* RECORDS FOR PROCESSING
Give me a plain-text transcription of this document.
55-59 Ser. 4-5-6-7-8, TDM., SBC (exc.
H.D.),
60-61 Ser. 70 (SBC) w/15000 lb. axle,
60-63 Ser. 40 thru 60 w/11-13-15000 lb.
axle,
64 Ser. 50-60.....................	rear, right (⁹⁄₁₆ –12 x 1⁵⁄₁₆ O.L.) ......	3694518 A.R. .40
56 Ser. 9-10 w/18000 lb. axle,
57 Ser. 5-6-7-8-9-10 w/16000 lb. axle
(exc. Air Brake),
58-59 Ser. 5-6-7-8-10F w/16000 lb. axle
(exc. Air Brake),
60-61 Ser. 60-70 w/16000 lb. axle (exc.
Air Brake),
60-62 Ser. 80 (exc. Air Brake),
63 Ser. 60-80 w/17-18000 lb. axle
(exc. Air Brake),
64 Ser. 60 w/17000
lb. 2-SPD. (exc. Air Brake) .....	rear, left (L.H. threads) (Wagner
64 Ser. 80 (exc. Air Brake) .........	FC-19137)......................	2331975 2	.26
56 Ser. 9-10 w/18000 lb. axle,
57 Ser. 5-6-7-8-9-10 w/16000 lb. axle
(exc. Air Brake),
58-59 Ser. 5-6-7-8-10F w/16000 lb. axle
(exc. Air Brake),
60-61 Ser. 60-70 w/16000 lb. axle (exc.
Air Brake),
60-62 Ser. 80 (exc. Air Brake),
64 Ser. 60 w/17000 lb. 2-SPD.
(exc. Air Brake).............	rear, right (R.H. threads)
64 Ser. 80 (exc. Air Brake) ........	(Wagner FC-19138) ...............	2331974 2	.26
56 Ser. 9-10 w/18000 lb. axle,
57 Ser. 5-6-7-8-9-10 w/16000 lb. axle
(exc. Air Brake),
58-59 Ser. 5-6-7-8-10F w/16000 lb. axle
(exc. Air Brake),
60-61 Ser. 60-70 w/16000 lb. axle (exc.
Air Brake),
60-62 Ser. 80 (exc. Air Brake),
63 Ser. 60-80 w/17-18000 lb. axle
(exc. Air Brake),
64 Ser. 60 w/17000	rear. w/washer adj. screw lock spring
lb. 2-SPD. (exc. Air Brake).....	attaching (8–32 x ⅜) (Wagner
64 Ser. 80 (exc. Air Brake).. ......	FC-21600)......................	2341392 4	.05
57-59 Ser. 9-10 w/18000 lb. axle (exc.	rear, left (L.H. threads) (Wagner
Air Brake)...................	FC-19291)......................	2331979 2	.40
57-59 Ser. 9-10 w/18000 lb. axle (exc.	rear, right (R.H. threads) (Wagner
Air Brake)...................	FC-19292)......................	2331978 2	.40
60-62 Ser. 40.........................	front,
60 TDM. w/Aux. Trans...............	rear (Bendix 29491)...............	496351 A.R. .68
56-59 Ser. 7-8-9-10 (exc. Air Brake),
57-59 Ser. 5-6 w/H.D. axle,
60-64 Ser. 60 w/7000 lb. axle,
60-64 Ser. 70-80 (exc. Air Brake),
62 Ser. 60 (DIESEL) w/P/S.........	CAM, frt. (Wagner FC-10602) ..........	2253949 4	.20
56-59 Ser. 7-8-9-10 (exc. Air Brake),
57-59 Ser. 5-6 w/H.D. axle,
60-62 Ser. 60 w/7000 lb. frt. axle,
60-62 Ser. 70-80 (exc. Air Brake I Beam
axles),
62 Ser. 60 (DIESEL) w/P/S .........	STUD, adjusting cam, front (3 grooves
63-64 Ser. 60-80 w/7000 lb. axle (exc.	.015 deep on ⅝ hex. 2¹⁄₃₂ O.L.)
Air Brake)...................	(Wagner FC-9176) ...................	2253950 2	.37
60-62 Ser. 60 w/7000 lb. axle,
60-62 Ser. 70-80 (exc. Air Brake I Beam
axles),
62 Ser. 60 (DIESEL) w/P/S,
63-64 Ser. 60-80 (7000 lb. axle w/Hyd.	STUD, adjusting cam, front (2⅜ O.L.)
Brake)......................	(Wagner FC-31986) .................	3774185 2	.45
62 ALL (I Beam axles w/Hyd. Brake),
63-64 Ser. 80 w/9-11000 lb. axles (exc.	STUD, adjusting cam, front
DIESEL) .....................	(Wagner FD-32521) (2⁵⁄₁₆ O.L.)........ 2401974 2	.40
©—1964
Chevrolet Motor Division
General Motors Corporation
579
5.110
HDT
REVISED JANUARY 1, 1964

* GIVEN PROBLEM
Nothing may be left out: return each entry exactly as it reads.

* RESULT OF THE EXERCISE
Give me a plain-text transcription of this document.
55-59 Ser. 4-5-6-7-8, TDM., SBC (exc.
H.D.),
60-61 Ser. 70 (SBC) w/15000 lb. axle,
60-63 Ser. 40 thru 60 w/11-13-15000 lb.
axle,
64 Ser. 50-60.....................	rear, right (⁹⁄₁₆ –12 x 1⁵⁄₁₆ O.L.) ......	3694518 A.R. .40
56 Ser. 9-10 w/18000 lb. axle,
57 Ser. 5-6-7-8-9-10 w/16000 lb. axle
(exc. Air Brake),
58-59 Ser. 5-6-7-8-10F w/16000 lb. axle
(exc. Air Brake),
60-61 Ser. 60-70 w/16000 lb. axle (exc.
Air Brake),
60-62 Ser. 80 (exc. Air Brake),
63 Ser. 60-80 w/17-18000 lb. axle
(exc. Air Brake),
64 Ser. 60 w/17000
lb. 2-SPD. (exc. Air Brake) .....	rear, left (L.H. threads) (Wagner
64 Ser. 80 (exc. Air Brake) .........	FC-19137)......................	2331975 2	.26
56 Ser. 9-10 w/18000 lb. axle,
57 Ser. 5-6-7-8-9-10 w/16000 lb. axle
(exc. Air Brake),
58-59 Ser. 5-6-7-8-10F w/16000 lb. axle
(exc. Air Brake),
60-61 Ser. 60-70 w/16000 lb. axle (exc.
Air Brake),
60-62 Ser. 80 (exc. Air Brake),
64 Ser. 60 w/17000 lb. 2-SPD.
(exc. Air Brake).............	rear, right (R.H. threads)
64 Ser. 80 (exc. Air Brake) ........	(Wagner FC-19138) ...............	2331974 2	.26
56 Ser. 9-10 w/18000 lb. axle,
57 Ser. 5-6-7-8-9-10 w/16000 lb. axle
(exc. Air Brake),
58-59 Ser. 5-6-7-8-10F w/16000 lb. axle
(exc. Air Brake),
60-61 Ser. 60-70 w/16000 lb. axle (exc.
Air Brake),
60-62 Ser. 80 (exc. Air Brake),
63 Ser. 60-80 w/17-18000 lb. axle
(exc. Air Brake),
64 Ser. 60 w/17000	rear. w/washer adj. screw lock spring
lb. 2-SPD. (exc. Air Brake).....	attaching (8–32 x ⅜) (Wagner
64 Ser. 80 (exc. Air Brake).. ......	FC-21600)......................	2341392 4	.05
57-59 Ser. 9-10 w/18000 lb. axle (exc.	rear, left (L.H. threads) (Wagner
Air Brake)...................	FC-19291)......................	2331979 2	.40
57-59 Ser. 9-10 w/18000 lb. axle (exc.	rear, right (R.H. threads) (Wagner
Air Brake)...................	FC-19292)......................	2331978 2	.40
60-62 Ser. 40.........................	front,
60 TDM. w/Aux. Trans...............	rear (Bendix 29491)...............	496351 A.R. .68
56-59 Ser. 7-8-9-10 (exc. Air Brake),
57-59 Ser. 5-6 w/H.D. axle,
60-64 Ser. 60 w/7000 lb. axle,
60-64 Ser. 70-80 (exc. Air Brake),
62 Ser. 60 (DIESEL) w/P/S.........	CAM, frt. (Wagner FC-10602) ..........	2253949 4	.20
56-59 Ser. 7-8-9-10 (exc. Air Brake),
57-59 Ser. 5-6 w/H.D. axle,
60-62 Ser. 60 w/7000 lb. frt. axle,
60-62 Ser. 70-80 (exc. Air Brake I Beam
axles),
62 Ser. 60 (DIESEL) w/P/S .........	STUD, adjusting cam, front (3 grooves
63-64 Ser. 60-80 w/7000 lb. axle (exc.	.015 deep on ⅝ hex. 2¹⁄₃₂ O.L.)
Air Brake)...................	(Wagner FC-9176) ...................	2253950 2	.37
60-62 Ser. 60 w/7000 lb. axle,
60-62 Ser. 70-80 (exc. Air Brake I Beam
axles),
62 Ser. 60 (DIESEL) w/P/S,
63-64 Ser. 60-80 (7000 lb. axle w/Hyd.	STUD, adjusting cam, front (2⅜ O.L.)
Brake)......................	(Wagner FC-31986) .................	3774185 2	.45
62 ALL (I Beam axles w/Hyd. Brake),
63-64 Ser. 80 w/9-11000 lb. axles (exc.	STUD, adjusting cam, front
DIESEL) .....................	(Wagner FD-32521) (2⁵⁄₁₆ O.L.)........ 2401974 2	.40
©—1964
Chevrolet Motor Division
General Motors Corporation
579
5.110
HDT
REVISED JANUARY 1, 1964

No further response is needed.